# START OF Data provided

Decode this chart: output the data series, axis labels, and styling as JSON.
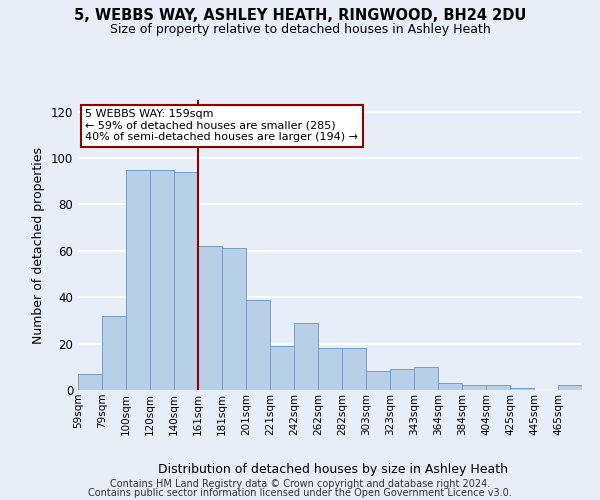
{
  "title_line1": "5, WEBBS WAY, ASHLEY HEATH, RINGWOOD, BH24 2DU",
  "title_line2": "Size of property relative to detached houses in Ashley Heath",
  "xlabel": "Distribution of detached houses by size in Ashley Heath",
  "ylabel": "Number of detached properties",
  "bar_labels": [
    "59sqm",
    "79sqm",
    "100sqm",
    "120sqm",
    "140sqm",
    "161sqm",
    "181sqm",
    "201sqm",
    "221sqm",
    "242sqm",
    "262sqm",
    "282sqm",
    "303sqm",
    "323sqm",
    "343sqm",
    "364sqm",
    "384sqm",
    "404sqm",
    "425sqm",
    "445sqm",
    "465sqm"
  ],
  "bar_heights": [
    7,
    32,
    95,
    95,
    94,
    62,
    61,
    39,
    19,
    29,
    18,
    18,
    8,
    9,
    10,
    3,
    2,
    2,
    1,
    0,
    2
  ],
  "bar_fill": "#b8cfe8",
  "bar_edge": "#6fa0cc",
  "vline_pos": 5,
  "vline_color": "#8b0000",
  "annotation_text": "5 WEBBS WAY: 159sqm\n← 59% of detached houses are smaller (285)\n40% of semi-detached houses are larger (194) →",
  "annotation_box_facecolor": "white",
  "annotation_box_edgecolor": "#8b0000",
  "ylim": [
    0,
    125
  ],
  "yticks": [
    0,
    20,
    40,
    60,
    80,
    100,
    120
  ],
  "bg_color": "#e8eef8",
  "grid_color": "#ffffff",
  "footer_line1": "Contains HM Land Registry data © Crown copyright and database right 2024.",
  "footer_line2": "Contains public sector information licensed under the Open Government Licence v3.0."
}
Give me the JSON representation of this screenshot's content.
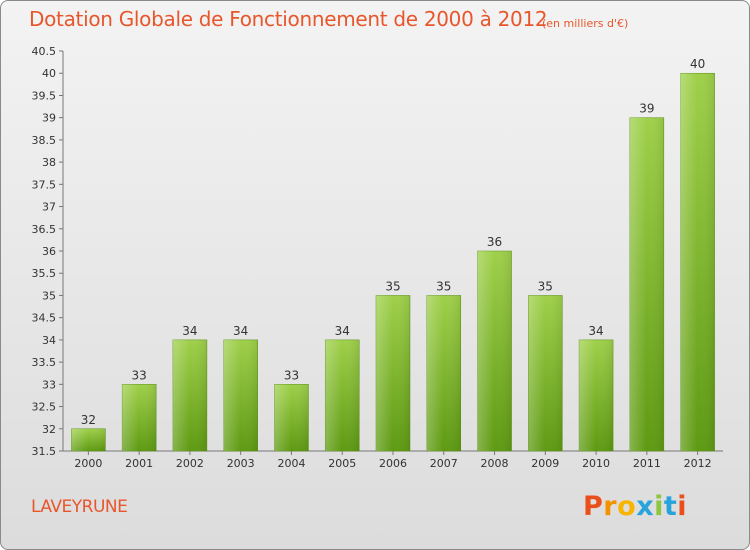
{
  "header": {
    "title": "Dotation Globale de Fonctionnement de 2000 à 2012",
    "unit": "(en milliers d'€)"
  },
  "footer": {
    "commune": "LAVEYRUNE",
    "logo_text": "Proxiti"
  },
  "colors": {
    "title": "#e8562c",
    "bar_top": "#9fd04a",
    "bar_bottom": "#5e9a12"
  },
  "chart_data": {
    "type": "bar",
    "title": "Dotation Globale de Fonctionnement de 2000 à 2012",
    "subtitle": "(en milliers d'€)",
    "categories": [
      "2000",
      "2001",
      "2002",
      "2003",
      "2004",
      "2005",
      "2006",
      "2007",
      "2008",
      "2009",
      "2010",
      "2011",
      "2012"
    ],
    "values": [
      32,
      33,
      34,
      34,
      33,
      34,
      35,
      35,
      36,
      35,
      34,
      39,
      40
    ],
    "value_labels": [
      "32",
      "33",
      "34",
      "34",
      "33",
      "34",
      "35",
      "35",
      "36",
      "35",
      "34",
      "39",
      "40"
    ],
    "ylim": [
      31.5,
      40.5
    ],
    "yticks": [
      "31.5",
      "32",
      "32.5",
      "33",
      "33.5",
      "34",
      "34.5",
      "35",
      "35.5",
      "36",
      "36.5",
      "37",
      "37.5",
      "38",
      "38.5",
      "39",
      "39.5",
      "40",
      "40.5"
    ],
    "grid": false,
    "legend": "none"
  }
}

# END OF Data provided

_To be done:_
A line counts if it holds the word "houses". Work out how many lines in the listing count, and give only that number.

_Correct response:_
3